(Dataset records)
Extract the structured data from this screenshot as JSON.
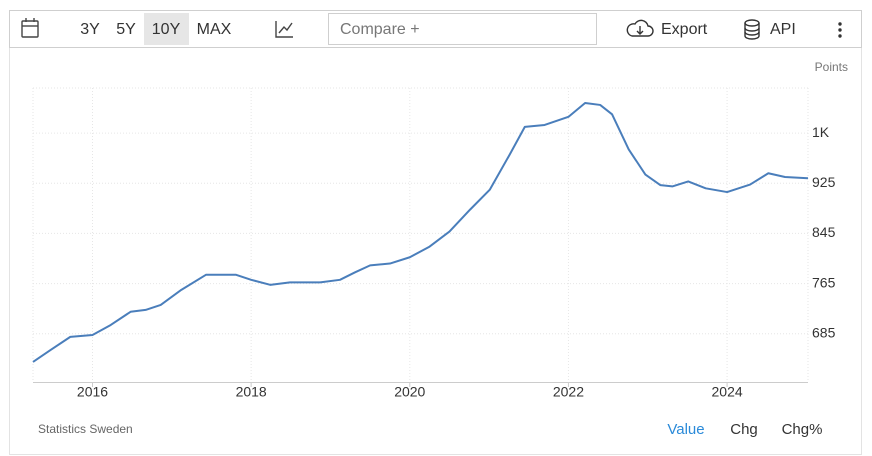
{
  "toolbar": {
    "ranges": [
      "3Y",
      "5Y",
      "10Y",
      "MAX"
    ],
    "active_range": 2,
    "compare_placeholder": "Compare +",
    "export": "Export",
    "api": "API"
  },
  "footer": {
    "source": "Statistics Sweden",
    "tabs": [
      "Value",
      "Chg",
      "Chg%"
    ],
    "active_tab": 0
  },
  "chart_data": {
    "type": "line",
    "unit": "Points",
    "x": [
      2015.25,
      2015.47,
      2015.72,
      2016.0,
      2016.23,
      2016.48,
      2016.67,
      2016.86,
      2017.12,
      2017.43,
      2017.81,
      2018.0,
      2018.24,
      2018.49,
      2018.87,
      2019.12,
      2019.31,
      2019.5,
      2019.75,
      2020.0,
      2020.25,
      2020.5,
      2020.76,
      2021.01,
      2021.26,
      2021.45,
      2021.7,
      2022.0,
      2022.21,
      2022.4,
      2022.55,
      2022.76,
      2022.97,
      2023.16,
      2023.31,
      2023.51,
      2023.73,
      2024.0,
      2024.29,
      2024.52,
      2024.73,
      2025.02
    ],
    "series": [
      {
        "name": "Value",
        "color": "#4a7ebb",
        "values": [
          640,
          659,
          680,
          683,
          699,
          720,
          723,
          731,
          755,
          779,
          779,
          771,
          763,
          767,
          767,
          771,
          783,
          794,
          797,
          807,
          824,
          848,
          883,
          915,
          971,
          1015,
          1018,
          1031,
          1053,
          1050,
          1035,
          979,
          939,
          922,
          920,
          928,
          917,
          911,
          923,
          941,
          935,
          933
        ]
      }
    ],
    "xlim": [
      2015.25,
      2025.02
    ],
    "xticks": [
      2016,
      2018,
      2020,
      2022,
      2024
    ],
    "ylim": [
      608,
      1077
    ],
    "yticks": [
      685,
      765,
      845,
      925,
      {
        "value": 1005,
        "label": "1K"
      }
    ],
    "grid": true
  }
}
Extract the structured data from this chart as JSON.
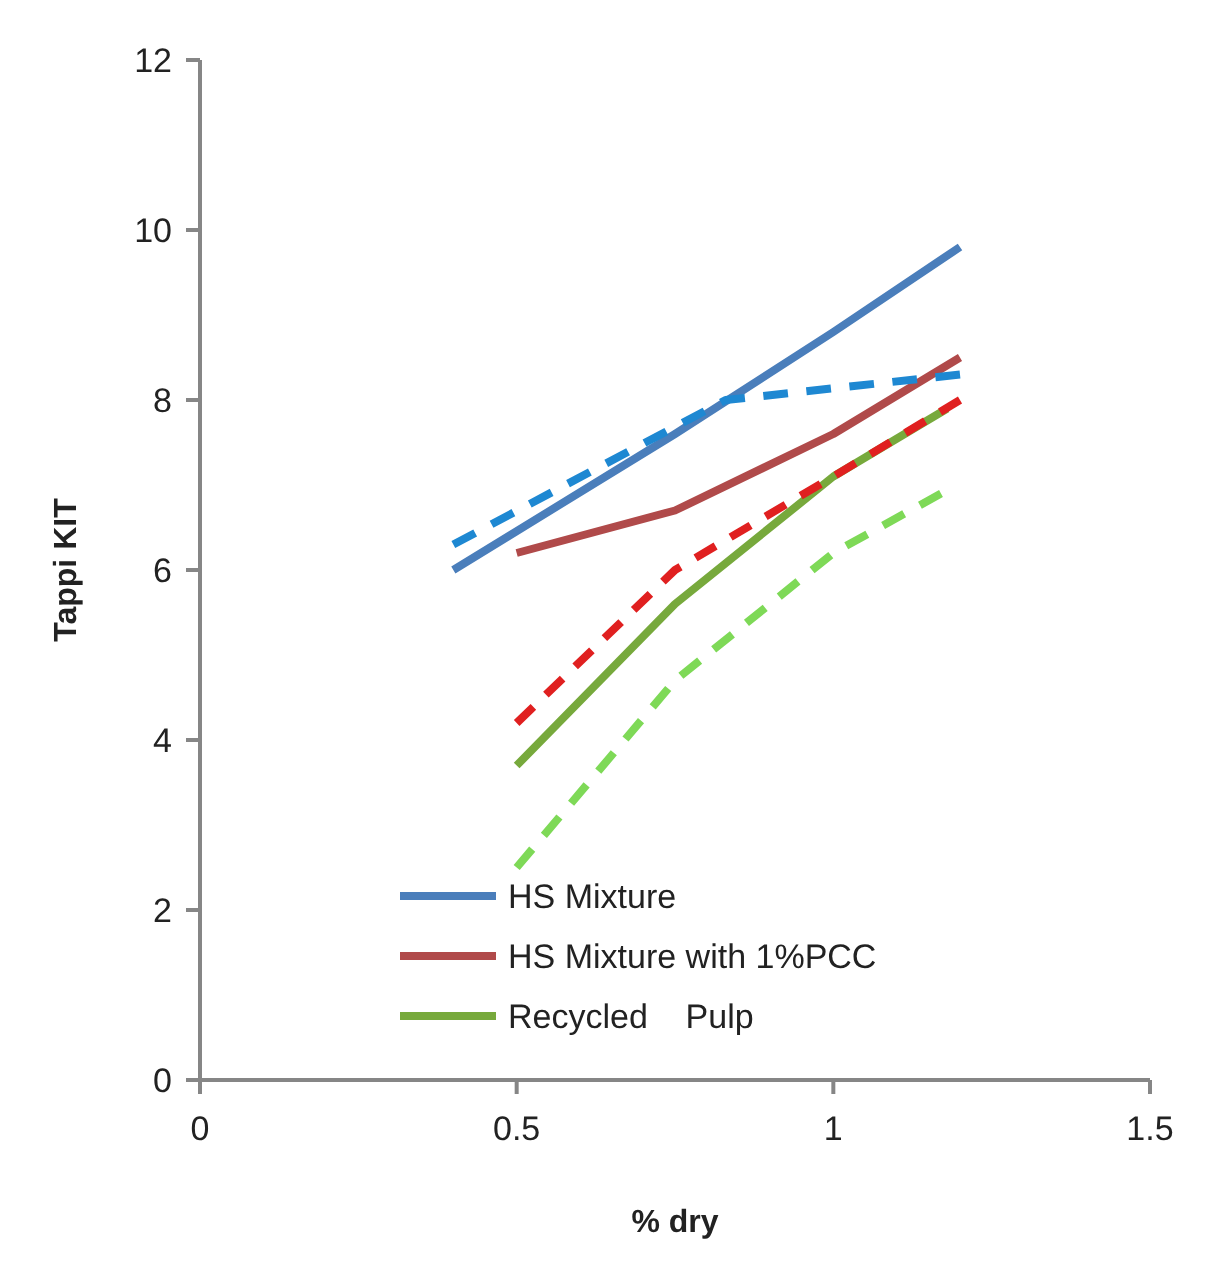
{
  "chart_data": {
    "type": "line",
    "xlabel": "% dry",
    "ylabel": "Tappi KIT",
    "xlim": [
      0,
      1.5
    ],
    "xticks": [
      0,
      0.5,
      1,
      1.5
    ],
    "ylim": [
      0,
      12
    ],
    "yticks": [
      0,
      2,
      4,
      6,
      8,
      10,
      12
    ],
    "grid": false,
    "legend": "bottom left",
    "series": [
      {
        "name": "HS Mixture",
        "color": "#4a7ebb",
        "line_style": "solid",
        "x": [
          0.4,
          0.75,
          1.0,
          1.2
        ],
        "values": [
          6.0,
          7.6,
          8.8,
          9.8
        ]
      },
      {
        "name": "HS Mixture with 1%PCC",
        "color": "#b04a4a",
        "line_style": "solid",
        "x": [
          0.5,
          0.75,
          1.0,
          1.2
        ],
        "values": [
          6.2,
          6.7,
          7.6,
          8.5
        ]
      },
      {
        "name": "Recycled    Pulp",
        "color": "#77a93c",
        "line_style": "solid",
        "x": [
          0.5,
          0.75,
          1.0,
          1.18
        ],
        "values": [
          3.7,
          5.6,
          7.1,
          7.9
        ]
      },
      {
        "color": "#1e88d2",
        "line_style": "dashed",
        "x": [
          0.4,
          0.83,
          1.2
        ],
        "values": [
          6.3,
          8.0,
          8.3
        ]
      },
      {
        "color": "#e02020",
        "line_style": "dashed",
        "x": [
          0.5,
          0.75,
          1.0,
          1.2
        ],
        "values": [
          4.2,
          6.0,
          7.1,
          8.0
        ]
      },
      {
        "color": "#7ed957",
        "line_style": "dashed",
        "x": [
          0.5,
          0.75,
          1.0,
          1.17
        ],
        "values": [
          2.5,
          4.7,
          6.2,
          6.9
        ]
      }
    ]
  }
}
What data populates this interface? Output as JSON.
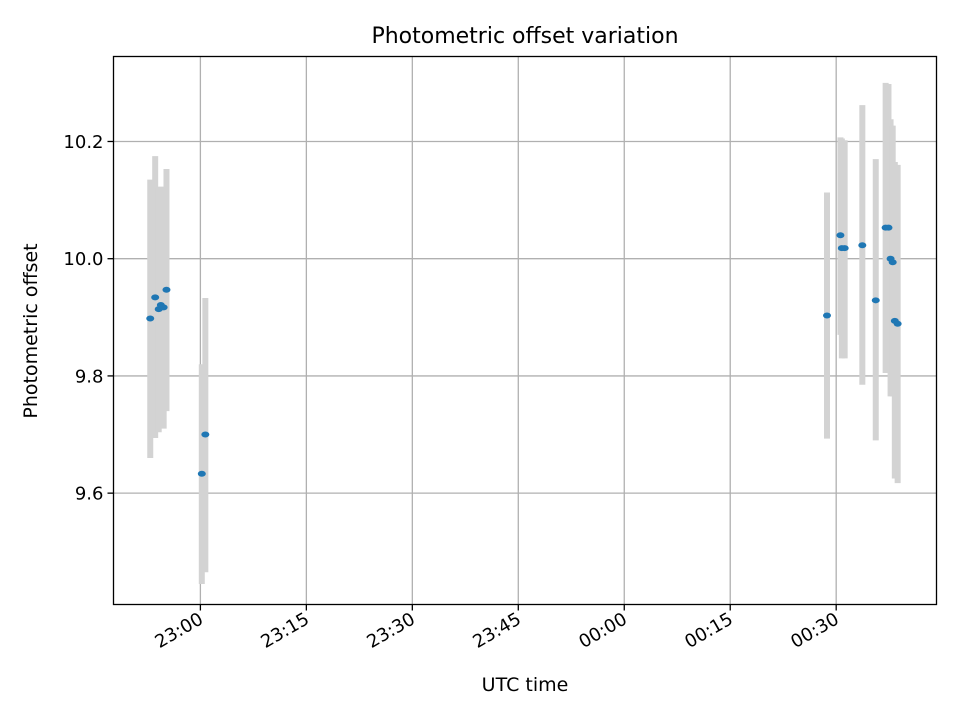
{
  "chart_data": {
    "type": "scatter",
    "title": "Photometric offset variation",
    "xlabel": "UTC time",
    "ylabel": "Photometric offset",
    "x_unit": "minutes relative to 00:00 UTC",
    "xlim": [
      -72.3,
      44.2
    ],
    "ylim": [
      9.41,
      10.345
    ],
    "grid": true,
    "x_ticks": [
      {
        "value": -60,
        "label": "23:00"
      },
      {
        "value": -45,
        "label": "23:15"
      },
      {
        "value": -30,
        "label": "23:30"
      },
      {
        "value": -15,
        "label": "23:45"
      },
      {
        "value": 0,
        "label": "00:00"
      },
      {
        "value": 15,
        "label": "00:15"
      },
      {
        "value": 30,
        "label": "00:30"
      }
    ],
    "y_ticks": [
      {
        "value": 9.6,
        "label": "9.6"
      },
      {
        "value": 9.8,
        "label": "9.8"
      },
      {
        "value": 10.0,
        "label": "10.0"
      },
      {
        "value": 10.2,
        "label": "10.2"
      }
    ],
    "colors": {
      "point": "#1f77b4",
      "errorbar": "#d3d3d3",
      "grid": "#b0b0b0"
    },
    "points": [
      {
        "x": -67.1,
        "y": 9.898,
        "ylow": 9.66,
        "yhigh": 10.135
      },
      {
        "x": -66.4,
        "y": 9.934,
        "ylow": 9.694,
        "yhigh": 10.175
      },
      {
        "x": -65.9,
        "y": 9.914,
        "ylow": 9.704,
        "yhigh": 10.122
      },
      {
        "x": -65.6,
        "y": 9.921,
        "ylow": 9.712,
        "yhigh": 10.123
      },
      {
        "x": -65.2,
        "y": 9.917,
        "ylow": 9.71,
        "yhigh": 10.122
      },
      {
        "x": -64.8,
        "y": 9.947,
        "ylow": 9.74,
        "yhigh": 10.153
      },
      {
        "x": -59.8,
        "y": 9.633,
        "ylow": 9.445,
        "yhigh": 9.82
      },
      {
        "x": -59.3,
        "y": 9.7,
        "ylow": 9.465,
        "yhigh": 9.933
      },
      {
        "x": 28.7,
        "y": 9.903,
        "ylow": 9.693,
        "yhigh": 10.113
      },
      {
        "x": 30.6,
        "y": 10.04,
        "ylow": 9.87,
        "yhigh": 10.207
      },
      {
        "x": 30.8,
        "y": 10.018,
        "ylow": 9.83,
        "yhigh": 10.205
      },
      {
        "x": 31.2,
        "y": 10.018,
        "ylow": 9.83,
        "yhigh": 10.202
      },
      {
        "x": 33.7,
        "y": 10.023,
        "ylow": 9.785,
        "yhigh": 10.262
      },
      {
        "x": 35.6,
        "y": 9.929,
        "ylow": 9.69,
        "yhigh": 10.17
      },
      {
        "x": 37.0,
        "y": 10.053,
        "ylow": 9.805,
        "yhigh": 10.3
      },
      {
        "x": 37.4,
        "y": 10.053,
        "ylow": 9.81,
        "yhigh": 10.298
      },
      {
        "x": 37.7,
        "y": 10.0,
        "ylow": 9.765,
        "yhigh": 10.238
      },
      {
        "x": 38.0,
        "y": 9.994,
        "ylow": 9.765,
        "yhigh": 10.227
      },
      {
        "x": 38.3,
        "y": 9.894,
        "ylow": 9.625,
        "yhigh": 10.165
      },
      {
        "x": 38.7,
        "y": 9.889,
        "ylow": 9.617,
        "yhigh": 10.16
      }
    ]
  }
}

■ Task goal ■
Respond with nothing but the number of lines in the entries that contain the string "JSON".

■ Task output ■
3